> **What you are asked to do**
Repeat, without any change, the entries presented below.

> **Given records**
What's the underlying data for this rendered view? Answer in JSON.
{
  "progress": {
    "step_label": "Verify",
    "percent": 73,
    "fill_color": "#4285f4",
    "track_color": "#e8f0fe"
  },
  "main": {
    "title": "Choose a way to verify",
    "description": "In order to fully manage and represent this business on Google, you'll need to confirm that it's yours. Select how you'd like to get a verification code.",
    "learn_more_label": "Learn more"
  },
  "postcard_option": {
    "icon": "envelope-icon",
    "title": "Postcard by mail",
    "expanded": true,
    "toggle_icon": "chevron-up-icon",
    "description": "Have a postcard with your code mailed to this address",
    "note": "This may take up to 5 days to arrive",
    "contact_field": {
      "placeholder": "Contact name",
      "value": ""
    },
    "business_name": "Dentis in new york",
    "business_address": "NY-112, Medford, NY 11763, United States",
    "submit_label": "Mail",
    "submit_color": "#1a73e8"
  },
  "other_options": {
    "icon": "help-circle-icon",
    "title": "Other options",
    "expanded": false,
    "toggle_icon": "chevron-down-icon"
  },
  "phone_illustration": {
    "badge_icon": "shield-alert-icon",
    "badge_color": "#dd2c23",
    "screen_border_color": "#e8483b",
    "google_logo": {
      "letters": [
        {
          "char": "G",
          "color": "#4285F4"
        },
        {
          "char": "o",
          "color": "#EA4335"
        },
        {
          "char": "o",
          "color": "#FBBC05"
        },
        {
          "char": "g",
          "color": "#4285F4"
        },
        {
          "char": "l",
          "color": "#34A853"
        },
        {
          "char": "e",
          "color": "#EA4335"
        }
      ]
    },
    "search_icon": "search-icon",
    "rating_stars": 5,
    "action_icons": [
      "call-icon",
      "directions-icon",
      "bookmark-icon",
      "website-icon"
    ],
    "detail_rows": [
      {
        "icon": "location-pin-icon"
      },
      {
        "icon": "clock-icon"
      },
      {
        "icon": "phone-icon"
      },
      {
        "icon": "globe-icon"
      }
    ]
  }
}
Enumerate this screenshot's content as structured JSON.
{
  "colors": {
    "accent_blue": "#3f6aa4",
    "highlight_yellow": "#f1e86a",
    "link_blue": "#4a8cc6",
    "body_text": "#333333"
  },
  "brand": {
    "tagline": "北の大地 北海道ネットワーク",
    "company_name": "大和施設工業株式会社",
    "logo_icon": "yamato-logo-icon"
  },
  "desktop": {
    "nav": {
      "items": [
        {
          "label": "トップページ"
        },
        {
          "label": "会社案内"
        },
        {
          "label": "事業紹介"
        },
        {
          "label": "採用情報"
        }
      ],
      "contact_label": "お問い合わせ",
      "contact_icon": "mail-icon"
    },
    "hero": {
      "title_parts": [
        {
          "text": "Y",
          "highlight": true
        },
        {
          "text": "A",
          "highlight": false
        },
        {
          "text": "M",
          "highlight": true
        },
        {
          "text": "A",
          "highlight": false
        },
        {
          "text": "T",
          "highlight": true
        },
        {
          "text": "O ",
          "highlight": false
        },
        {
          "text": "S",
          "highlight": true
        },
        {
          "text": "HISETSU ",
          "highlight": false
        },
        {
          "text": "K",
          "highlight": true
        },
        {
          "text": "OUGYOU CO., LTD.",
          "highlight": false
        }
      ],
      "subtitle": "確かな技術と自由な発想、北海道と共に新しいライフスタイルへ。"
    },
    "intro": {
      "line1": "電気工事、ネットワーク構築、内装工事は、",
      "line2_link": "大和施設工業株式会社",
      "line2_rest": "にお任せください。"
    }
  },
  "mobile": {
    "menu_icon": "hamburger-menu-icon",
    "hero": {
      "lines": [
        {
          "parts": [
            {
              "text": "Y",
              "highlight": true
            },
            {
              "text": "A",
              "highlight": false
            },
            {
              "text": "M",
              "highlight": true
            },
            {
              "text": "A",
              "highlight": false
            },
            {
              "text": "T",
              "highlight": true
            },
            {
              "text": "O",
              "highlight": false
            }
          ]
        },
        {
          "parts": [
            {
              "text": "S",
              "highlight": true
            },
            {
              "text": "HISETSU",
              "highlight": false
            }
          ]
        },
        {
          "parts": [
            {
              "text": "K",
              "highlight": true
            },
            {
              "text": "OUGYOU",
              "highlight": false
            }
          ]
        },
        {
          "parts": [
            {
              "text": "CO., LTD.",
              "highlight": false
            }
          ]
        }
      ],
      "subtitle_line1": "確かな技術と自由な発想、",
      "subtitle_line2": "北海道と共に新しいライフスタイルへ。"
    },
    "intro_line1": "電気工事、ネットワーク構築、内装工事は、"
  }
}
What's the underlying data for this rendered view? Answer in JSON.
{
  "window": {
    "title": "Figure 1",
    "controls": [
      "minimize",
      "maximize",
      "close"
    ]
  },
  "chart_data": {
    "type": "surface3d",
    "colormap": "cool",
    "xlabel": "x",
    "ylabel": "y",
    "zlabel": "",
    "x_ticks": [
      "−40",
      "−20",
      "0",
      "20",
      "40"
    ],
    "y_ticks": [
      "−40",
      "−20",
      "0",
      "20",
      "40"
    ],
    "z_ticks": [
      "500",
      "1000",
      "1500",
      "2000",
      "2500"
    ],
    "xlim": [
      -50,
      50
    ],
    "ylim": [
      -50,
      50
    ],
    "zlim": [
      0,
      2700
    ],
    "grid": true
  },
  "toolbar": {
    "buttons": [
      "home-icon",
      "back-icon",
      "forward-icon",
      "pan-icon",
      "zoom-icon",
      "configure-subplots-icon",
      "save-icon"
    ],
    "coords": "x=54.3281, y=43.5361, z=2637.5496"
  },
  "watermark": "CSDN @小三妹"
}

> **Worked answer**
What's the underlying data for this rendered view? Answer in JSON.
{
  "progress": {
    "step_label": "Verify",
    "percent": 73,
    "fill_color": "#4285f4",
    "track_color": "#e8f0fe"
  },
  "main": {
    "title": "Choose a way to verify",
    "description": "In order to fully manage and represent this business on Google, you'll need to confirm that it's yours. Select how you'd like to get a verification code.",
    "learn_more_label": "Learn more"
  },
  "postcard_option": {
    "icon": "envelope-icon",
    "title": "Postcard by mail",
    "expanded": true,
    "toggle_icon": "chevron-up-icon",
    "description": "Have a postcard with your code mailed to this address",
    "note": "This may take up to 5 days to arrive",
    "contact_field": {
      "placeholder": "Contact name",
      "value": ""
    },
    "business_name": "Dentis in new york",
    "business_address": "NY-112, Medford, NY 11763, United States",
    "submit_label": "Mail",
    "submit_color": "#1a73e8"
  },
  "other_options": {
    "icon": "help-circle-icon",
    "title": "Other options",
    "expanded": false,
    "toggle_icon": "chevron-down-icon"
  },
  "phone_illustration": {
    "badge_icon": "shield-alert-icon",
    "badge_color": "#dd2c23",
    "screen_border_color": "#e8483b",
    "google_logo": {
      "letters": [
        {
          "char": "G",
          "color": "#4285F4"
        },
        {
          "char": "o",
          "color": "#EA4335"
        },
        {
          "char": "o",
          "color": "#FBBC05"
        },
        {
          "char": "g",
          "color": "#4285F4"
        },
        {
          "char": "l",
          "color": "#34A853"
        },
        {
          "char": "e",
          "color": "#EA4335"
        }
      ]
    },
    "search_icon": "search-icon",
    "rating_stars": 5,
    "action_icons": [
      "call-icon",
      "directions-icon",
      "bookmark-icon",
      "website-icon"
    ],
    "detail_rows": [
      {
        "icon": "location-pin-icon"
      },
      {
        "icon": "clock-icon"
      },
      {
        "icon": "phone-icon"
      },
      {
        "icon": "globe-icon"
      }
    ]
  }
}
Enumerate this screenshot's content as structured JSON.
{
  "colors": {
    "accent_blue": "#3f6aa4",
    "highlight_yellow": "#f1e86a",
    "link_blue": "#4a8cc6",
    "body_text": "#333333"
  },
  "brand": {
    "tagline": "北の大地 北海道ネットワーク",
    "company_name": "大和施設工業株式会社",
    "logo_icon": "yamato-logo-icon"
  },
  "desktop": {
    "nav": {
      "items": [
        {
          "label": "トップページ"
        },
        {
          "label": "会社案内"
        },
        {
          "label": "事業紹介"
        },
        {
          "label": "採用情報"
        }
      ],
      "contact_label": "お問い合わせ",
      "contact_icon": "mail-icon"
    },
    "hero": {
      "title_parts": [
        {
          "text": "Y",
          "highlight": true
        },
        {
          "text": "A",
          "highlight": false
        },
        {
          "text": "M",
          "highlight": true
        },
        {
          "text": "A",
          "highlight": false
        },
        {
          "text": "T",
          "highlight": true
        },
        {
          "text": "O ",
          "highlight": false
        },
        {
          "text": "S",
          "highlight": true
        },
        {
          "text": "HISETSU ",
          "highlight": false
        },
        {
          "text": "K",
          "highlight": true
        },
        {
          "text": "OUGYOU CO., LTD.",
          "highlight": false
        }
      ],
      "subtitle": "確かな技術と自由な発想、北海道と共に新しいライフスタイルへ。"
    },
    "intro": {
      "line1": "電気工事、ネットワーク構築、内装工事は、",
      "line2_link": "大和施設工業株式会社",
      "line2_rest": "にお任せください。"
    }
  },
  "mobile": {
    "menu_icon": "hamburger-menu-icon",
    "hero": {
      "lines": [
        {
          "parts": [
            {
              "text": "Y",
              "highlight": true
            },
            {
              "text": "A",
              "highlight": false
            },
            {
              "text": "M",
              "highlight": true
            },
            {
              "text": "A",
              "highlight": false
            },
            {
              "text": "T",
              "highlight": true
            },
            {
              "text": "O",
              "highlight": false
            }
          ]
        },
        {
          "parts": [
            {
              "text": "S",
              "highlight": true
            },
            {
              "text": "HISETSU",
              "highlight": false
            }
          ]
        },
        {
          "parts": [
            {
              "text": "K",
              "highlight": true
            },
            {
              "text": "OUGYOU",
              "highlight": false
            }
          ]
        },
        {
          "parts": [
            {
              "text": "CO., LTD.",
              "highlight": false
            }
          ]
        }
      ],
      "subtitle_line1": "確かな技術と自由な発想、",
      "subtitle_line2": "北海道と共に新しいライフスタイルへ。"
    },
    "intro_line1": "電気工事、ネットワーク構築、内装工事は、"
  }
}
What's the underlying data for this rendered view? Answer in JSON.
{
  "window": {
    "title": "Figure 1",
    "controls": [
      "minimize",
      "maximize",
      "close"
    ]
  },
  "chart_data": {
    "type": "surface3d",
    "colormap": "cool",
    "xlabel": "x",
    "ylabel": "y",
    "zlabel": "",
    "x_ticks": [
      "−40",
      "−20",
      "0",
      "20",
      "40"
    ],
    "y_ticks": [
      "−40",
      "−20",
      "0",
      "20",
      "40"
    ],
    "z_ticks": [
      "500",
      "1000",
      "1500",
      "2000",
      "2500"
    ],
    "xlim": [
      -50,
      50
    ],
    "ylim": [
      -50,
      50
    ],
    "zlim": [
      0,
      2700
    ],
    "grid": true
  },
  "toolbar": {
    "buttons": [
      "home-icon",
      "back-icon",
      "forward-icon",
      "pan-icon",
      "zoom-icon",
      "configure-subplots-icon",
      "save-icon"
    ],
    "coords": "x=54.3281, y=43.5361, z=2637.5496"
  },
  "watermark": "CSDN @小三妹"
}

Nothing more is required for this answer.